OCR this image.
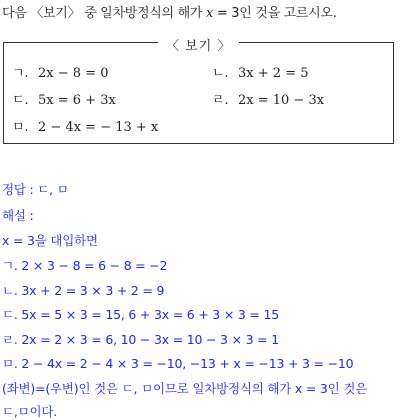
다음 〈보기〉 중 일차방정식의 해가 x = 3인 것을 고르시오.
〈 보기 〉
ㄱ. 2x − 8 = 0	ㄴ. 3x + 2 = 5
ㄷ. 5x = 6 + 3x	ㄹ. 2x = 10 − 3x
ㅁ. 2 − 4x = − 13 + x
정답 : ㄷ, ㅁ
해설 :
x = 3을 대입하면
ㄱ. 2 × 3 − 8 = 6 − 8 = −2
ㄴ. 3x + 2 = 3 × 3 + 2 = 9
ㄷ. 5x = 5 × 3 = 15, 6 + 3x = 6 + 3 × 3 = 15
ㄹ. 2x = 2 × 3 = 6, 10 − 3x = 10 − 3 × 3 = 1
ㅁ. 2 − 4x = 2 − 4 × 3 = −10, −13 + x = −13 + 3 = −10
(좌변)=(우변)인 것은 ㄷ, ㅁ이므로 일차방정식의 해가 x = 3인 것은
ㄷ,ㅁ이다.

══════════

* Directions for this task *
All records must be output exactly as they are, except for the pictures, which are left out.

* Output for this exercise *
OCR this image.
다음 〈보기〉 중 일차방정식의 해가 x = 3인 것을 고르시오.
〈 보기 〉
ㄱ. 2x − 8 = 0	ㄴ. 3x + 2 = 5
ㄷ. 5x = 6 + 3x	ㄹ. 2x = 10 − 3x
ㅁ. 2 − 4x = − 13 + x
정답 : ㄷ, ㅁ
해설 :
x = 3을 대입하면
ㄱ. 2 × 3 − 8 = 6 − 8 = −2
ㄴ. 3x + 2 = 3 × 3 + 2 = 9
ㄷ. 5x = 5 × 3 = 15, 6 + 3x = 6 + 3 × 3 = 15
ㄹ. 2x = 2 × 3 = 6, 10 − 3x = 10 − 3 × 3 = 1
ㅁ. 2 − 4x = 2 − 4 × 3 = −10, −13 + x = −13 + 3 = −10
(좌변)=(우변)인 것은 ㄷ, ㅁ이므로 일차방정식의 해가 x = 3인 것은
ㄷ,ㅁ이다.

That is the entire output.